Passage given:
As far as showcases for the men’s college game are concerned, we’re about to hit the motherlode.
The Men’s College Cup is nearly here. The tourney kicks off Friday at BBVA Compass Stadium in Houston with Denver-Wake Forest and North Carolina-Stanford dueling in the semifinals. Winners advance to Sunday’s championship, and the talking points are rampant. An assistant faces his former boss who happens to be coaching his alma mater. A program goes after the first back-to-back DI men’s titles in more than a decade. It’s all happening.
In addition to its utility as an individual showcase for pro-ready talent, the College Cup’s increasing relevance beyond as a service to the next level is a testament to the rising level of the nation’s top programs. College soccer may lack depth, but each of the four programs on display in Houston this weekend testify to its quality at the top.
Here’s a look at each of the two matchups we’ll see on Friday. In terms of talking points, this is perhaps the richest College Cup we’ve ever seen. Strap in.
Set aside whatever happens on the field for a moment and focus on the sidelines. From that standpoint, this matchup is irresistible.
For three years, Jamie Franks served under then-Denver head coach Bobby Muuss as one of his most beguiling assistants. Before that, Franks had been a player at Wake Forest, and his time overlapped with Muuss’ when the latter was an assistant there. Once Muuss took over the head job at Denver, Franks as an assistant was a no-brainer.

To do: Please return the section of the College Cup preview above, starting at "In addition to" and ending at "seen. Strap in.", copied word for word.

Annotated region listings:
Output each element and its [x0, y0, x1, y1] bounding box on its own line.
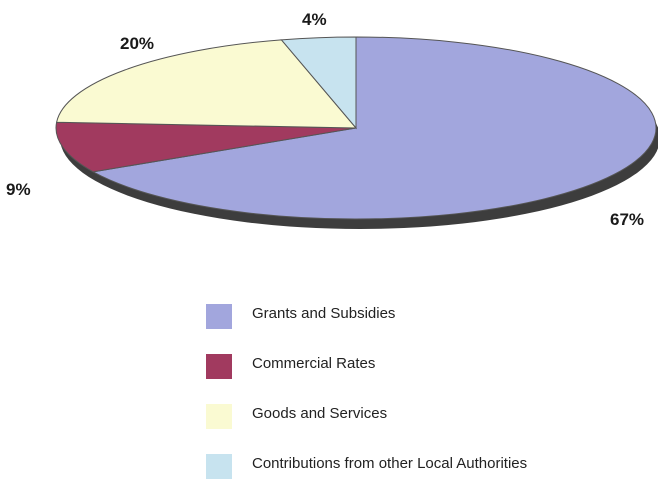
pie-slice-grants [91, 36, 657, 220]
slice-label-goods-services: 20% [120, 34, 155, 53]
pie-chart [55, 36, 658, 229]
legend-swatch-commercial-rates [206, 354, 232, 379]
legend-item-commercial-rates: Commercial Rates [206, 350, 646, 379]
legend-swatch-contributions [206, 454, 232, 479]
pie-slice-contributions [280, 36, 357, 130]
pie-slice-goods-services [55, 39, 358, 129]
slice-label-commercial-rates: 9% [6, 180, 31, 199]
legend-label-grants: Grants and Subsidies [252, 305, 396, 322]
legend-label-goods-services: Goods and Services [252, 405, 388, 422]
chart-legend: Grants and Subsidies Commercial Rates Go… [206, 300, 646, 500]
legend-item-goods-services: Goods and Services [206, 400, 646, 429]
slice-label-grants: 67% [610, 210, 645, 229]
pie-slice-commercial-rates [55, 121, 357, 173]
legend-label-contributions: Contributions from other Local Authoriti… [252, 455, 528, 472]
legend-item-grants: Grants and Subsidies [206, 300, 646, 329]
slice-label-contributions: 4% [302, 10, 327, 29]
legend-item-contributions: Contributions from other Local Authoriti… [206, 450, 646, 479]
legend-swatch-goods-services [206, 404, 232, 429]
legend-swatch-grants [206, 304, 232, 329]
legend-label-commercial-rates: Commercial Rates [252, 355, 376, 372]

Answer for this exercise:
In addition to its utility as an individual showcase for pro-ready talent, the College Cup’s increasing relevance beyond as a service to the next level is a testament to the rising level of the nation’s top programs. College soccer may lack depth, but each of the four programs on display in Houston this weekend testify to its quality at the top.
Here’s a look at each of the two matchups we’ll see on Friday. In terms of talking points, this is perhaps the richest College Cup we’ve ever seen. Strap in.